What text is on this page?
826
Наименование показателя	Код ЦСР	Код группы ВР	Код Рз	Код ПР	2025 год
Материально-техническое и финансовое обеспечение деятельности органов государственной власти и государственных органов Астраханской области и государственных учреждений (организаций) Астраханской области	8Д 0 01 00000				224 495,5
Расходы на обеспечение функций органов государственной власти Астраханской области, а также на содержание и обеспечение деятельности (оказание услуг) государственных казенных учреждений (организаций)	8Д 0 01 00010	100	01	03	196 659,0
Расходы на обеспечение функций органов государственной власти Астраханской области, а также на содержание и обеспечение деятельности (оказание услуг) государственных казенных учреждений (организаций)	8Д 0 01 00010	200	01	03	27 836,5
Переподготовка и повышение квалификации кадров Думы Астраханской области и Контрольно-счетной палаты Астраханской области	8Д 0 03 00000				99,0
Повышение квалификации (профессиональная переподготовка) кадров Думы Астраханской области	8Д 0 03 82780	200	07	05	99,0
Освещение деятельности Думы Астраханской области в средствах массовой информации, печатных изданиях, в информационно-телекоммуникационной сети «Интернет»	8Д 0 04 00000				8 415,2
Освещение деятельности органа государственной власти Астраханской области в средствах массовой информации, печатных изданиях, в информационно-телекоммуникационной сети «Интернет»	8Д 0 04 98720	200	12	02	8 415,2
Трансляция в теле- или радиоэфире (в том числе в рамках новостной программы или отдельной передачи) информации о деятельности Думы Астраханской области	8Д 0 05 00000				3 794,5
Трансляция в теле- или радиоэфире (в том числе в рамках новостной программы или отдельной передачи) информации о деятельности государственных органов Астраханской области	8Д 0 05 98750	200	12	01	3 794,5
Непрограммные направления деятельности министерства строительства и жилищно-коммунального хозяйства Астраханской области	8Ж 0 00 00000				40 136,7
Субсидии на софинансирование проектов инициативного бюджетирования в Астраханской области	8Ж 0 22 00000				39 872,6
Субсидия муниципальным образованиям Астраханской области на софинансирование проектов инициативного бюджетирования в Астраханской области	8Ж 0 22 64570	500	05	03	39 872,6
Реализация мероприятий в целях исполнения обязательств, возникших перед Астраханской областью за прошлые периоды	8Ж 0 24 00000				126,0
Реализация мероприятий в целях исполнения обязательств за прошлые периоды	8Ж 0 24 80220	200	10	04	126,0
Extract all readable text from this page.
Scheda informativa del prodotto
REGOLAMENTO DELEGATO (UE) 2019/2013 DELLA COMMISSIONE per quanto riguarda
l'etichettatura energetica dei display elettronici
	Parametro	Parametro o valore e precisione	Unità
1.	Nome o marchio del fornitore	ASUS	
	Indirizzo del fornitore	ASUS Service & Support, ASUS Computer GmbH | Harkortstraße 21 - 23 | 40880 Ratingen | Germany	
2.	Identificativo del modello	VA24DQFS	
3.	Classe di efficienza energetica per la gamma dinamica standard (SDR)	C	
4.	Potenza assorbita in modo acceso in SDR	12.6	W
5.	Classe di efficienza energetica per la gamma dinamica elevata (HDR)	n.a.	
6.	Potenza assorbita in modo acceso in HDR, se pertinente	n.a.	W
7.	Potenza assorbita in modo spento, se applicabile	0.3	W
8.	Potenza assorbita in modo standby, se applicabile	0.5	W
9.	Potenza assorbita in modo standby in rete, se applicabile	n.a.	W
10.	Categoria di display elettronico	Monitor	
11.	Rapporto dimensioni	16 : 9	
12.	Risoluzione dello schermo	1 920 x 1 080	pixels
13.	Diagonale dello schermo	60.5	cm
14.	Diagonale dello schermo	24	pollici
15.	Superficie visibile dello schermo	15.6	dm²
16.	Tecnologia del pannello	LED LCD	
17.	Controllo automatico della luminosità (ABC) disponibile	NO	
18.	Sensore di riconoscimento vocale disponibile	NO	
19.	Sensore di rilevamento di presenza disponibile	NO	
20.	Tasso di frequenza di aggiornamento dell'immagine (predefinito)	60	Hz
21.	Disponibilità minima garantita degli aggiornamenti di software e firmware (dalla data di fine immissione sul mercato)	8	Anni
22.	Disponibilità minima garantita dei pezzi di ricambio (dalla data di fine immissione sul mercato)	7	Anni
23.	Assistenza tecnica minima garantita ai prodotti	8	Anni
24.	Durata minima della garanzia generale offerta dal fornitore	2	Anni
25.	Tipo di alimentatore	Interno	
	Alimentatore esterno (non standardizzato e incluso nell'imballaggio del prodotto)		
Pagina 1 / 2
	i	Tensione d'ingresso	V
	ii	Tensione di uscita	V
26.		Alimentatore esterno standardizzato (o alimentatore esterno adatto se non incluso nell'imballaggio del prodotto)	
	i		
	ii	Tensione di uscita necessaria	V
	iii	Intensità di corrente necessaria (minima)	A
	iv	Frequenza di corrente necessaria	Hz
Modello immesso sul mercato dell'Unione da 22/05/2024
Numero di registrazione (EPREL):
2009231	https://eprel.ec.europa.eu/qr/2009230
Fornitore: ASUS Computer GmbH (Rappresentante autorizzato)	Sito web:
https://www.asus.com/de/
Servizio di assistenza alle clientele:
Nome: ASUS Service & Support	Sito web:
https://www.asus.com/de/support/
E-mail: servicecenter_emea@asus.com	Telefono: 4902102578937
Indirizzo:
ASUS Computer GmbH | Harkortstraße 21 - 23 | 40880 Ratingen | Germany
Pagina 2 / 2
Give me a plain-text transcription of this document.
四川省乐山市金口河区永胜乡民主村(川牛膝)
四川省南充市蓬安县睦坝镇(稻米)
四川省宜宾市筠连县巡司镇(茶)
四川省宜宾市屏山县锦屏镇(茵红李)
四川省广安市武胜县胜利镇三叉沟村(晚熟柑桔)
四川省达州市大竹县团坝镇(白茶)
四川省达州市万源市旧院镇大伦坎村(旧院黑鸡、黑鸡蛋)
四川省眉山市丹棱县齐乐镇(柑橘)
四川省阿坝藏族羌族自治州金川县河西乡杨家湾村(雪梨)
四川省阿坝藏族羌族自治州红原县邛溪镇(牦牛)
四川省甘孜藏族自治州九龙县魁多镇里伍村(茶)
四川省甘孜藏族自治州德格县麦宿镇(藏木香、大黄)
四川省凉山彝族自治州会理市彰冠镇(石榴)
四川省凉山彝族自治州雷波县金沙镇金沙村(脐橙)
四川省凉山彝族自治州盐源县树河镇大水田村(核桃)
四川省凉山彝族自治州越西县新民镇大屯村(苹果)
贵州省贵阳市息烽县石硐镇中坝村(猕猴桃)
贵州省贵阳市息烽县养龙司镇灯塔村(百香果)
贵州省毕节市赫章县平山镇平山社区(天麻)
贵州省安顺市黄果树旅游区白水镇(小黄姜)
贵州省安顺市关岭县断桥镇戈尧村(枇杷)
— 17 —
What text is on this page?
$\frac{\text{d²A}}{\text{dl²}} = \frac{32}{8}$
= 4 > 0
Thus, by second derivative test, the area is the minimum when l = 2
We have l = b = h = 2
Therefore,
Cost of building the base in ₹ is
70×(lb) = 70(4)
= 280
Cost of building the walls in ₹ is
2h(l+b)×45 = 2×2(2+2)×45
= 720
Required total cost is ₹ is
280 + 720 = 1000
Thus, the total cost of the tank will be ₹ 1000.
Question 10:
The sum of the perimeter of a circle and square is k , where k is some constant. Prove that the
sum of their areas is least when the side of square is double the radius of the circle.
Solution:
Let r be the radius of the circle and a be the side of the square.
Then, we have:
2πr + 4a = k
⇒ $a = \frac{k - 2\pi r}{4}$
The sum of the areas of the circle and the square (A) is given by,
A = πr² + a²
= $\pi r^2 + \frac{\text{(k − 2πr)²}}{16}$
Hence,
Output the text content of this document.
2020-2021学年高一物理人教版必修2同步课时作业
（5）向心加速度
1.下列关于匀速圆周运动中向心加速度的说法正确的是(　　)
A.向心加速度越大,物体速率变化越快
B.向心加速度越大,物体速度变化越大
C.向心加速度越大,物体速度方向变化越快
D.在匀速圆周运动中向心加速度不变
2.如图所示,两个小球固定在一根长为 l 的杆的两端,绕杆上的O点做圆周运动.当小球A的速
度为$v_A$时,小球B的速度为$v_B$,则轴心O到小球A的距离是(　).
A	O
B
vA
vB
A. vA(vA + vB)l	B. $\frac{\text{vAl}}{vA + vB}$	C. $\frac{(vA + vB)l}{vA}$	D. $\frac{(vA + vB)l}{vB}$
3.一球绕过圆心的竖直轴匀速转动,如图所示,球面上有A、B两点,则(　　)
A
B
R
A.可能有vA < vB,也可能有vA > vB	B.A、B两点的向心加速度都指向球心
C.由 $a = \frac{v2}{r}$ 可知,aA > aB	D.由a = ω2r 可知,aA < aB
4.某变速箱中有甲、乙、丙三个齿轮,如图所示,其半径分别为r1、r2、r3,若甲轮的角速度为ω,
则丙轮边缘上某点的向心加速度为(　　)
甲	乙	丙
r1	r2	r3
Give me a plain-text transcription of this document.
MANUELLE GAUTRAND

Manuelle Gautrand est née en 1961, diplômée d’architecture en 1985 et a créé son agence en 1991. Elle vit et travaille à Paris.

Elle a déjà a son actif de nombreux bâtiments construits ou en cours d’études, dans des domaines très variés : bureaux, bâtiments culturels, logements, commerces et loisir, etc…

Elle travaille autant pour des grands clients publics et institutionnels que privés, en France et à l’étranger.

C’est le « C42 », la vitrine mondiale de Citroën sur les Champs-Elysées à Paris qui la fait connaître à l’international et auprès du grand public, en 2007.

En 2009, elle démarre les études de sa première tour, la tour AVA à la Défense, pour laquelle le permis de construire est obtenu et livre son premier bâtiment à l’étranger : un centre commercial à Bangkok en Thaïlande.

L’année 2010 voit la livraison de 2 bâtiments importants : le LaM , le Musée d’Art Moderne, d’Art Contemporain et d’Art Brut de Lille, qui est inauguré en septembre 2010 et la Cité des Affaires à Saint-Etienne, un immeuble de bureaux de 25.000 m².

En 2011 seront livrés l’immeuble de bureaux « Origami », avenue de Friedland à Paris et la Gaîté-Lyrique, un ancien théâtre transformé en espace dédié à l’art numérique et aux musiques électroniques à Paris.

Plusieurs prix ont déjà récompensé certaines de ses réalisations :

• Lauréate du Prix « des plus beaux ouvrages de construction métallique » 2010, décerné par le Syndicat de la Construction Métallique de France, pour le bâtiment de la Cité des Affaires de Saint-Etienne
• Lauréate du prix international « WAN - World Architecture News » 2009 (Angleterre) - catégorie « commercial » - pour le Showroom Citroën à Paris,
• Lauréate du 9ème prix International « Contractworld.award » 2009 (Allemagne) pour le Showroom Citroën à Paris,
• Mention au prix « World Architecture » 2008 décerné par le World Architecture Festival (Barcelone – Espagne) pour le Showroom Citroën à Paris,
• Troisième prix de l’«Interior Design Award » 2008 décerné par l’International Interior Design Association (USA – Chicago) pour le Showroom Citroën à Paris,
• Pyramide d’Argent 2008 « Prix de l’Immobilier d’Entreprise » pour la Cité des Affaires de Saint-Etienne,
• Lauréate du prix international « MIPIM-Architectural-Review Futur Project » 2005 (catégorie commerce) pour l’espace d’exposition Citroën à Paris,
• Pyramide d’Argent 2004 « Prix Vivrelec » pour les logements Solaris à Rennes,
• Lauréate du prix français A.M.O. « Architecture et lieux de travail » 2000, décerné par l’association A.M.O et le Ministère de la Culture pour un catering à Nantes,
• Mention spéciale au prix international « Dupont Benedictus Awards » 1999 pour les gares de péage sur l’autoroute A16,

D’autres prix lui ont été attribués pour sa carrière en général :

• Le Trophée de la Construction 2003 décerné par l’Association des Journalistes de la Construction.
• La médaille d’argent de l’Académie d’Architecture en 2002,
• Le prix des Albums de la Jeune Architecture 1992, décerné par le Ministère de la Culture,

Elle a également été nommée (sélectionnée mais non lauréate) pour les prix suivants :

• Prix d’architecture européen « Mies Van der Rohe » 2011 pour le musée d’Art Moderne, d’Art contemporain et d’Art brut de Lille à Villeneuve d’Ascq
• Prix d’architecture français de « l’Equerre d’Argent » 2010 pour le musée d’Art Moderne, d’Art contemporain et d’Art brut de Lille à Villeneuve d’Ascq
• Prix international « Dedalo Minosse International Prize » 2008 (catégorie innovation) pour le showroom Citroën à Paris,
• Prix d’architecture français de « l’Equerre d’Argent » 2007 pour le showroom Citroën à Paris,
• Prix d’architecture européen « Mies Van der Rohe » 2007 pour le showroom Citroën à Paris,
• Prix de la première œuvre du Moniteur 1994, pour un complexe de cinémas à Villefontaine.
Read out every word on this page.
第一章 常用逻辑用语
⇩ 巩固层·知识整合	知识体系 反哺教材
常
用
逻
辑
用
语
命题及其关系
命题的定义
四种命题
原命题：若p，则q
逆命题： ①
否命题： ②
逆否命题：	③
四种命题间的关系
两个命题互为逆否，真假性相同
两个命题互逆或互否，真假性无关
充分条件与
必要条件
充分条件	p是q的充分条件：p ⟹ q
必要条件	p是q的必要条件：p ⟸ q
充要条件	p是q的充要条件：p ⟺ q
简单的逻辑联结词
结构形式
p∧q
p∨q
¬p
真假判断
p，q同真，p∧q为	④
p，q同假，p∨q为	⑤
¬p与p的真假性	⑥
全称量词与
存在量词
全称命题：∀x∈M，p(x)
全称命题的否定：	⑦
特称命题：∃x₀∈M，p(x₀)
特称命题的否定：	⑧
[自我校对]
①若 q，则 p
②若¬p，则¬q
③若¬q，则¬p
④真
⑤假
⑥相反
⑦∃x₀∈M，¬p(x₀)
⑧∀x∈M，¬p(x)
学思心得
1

________________

=== Exercise instructions ===
Every line that holds the word "square" should be extracted.

=== Output for this task ===
The sum of the perimeter of a circle and square is k , where k is some constant. Prove that the
sum of their areas is least when the side of square is double the radius of the circle.
Let r be the radius of the circle and a be the side of the square.
The sum of the areas of the circle and the square (A) is given by,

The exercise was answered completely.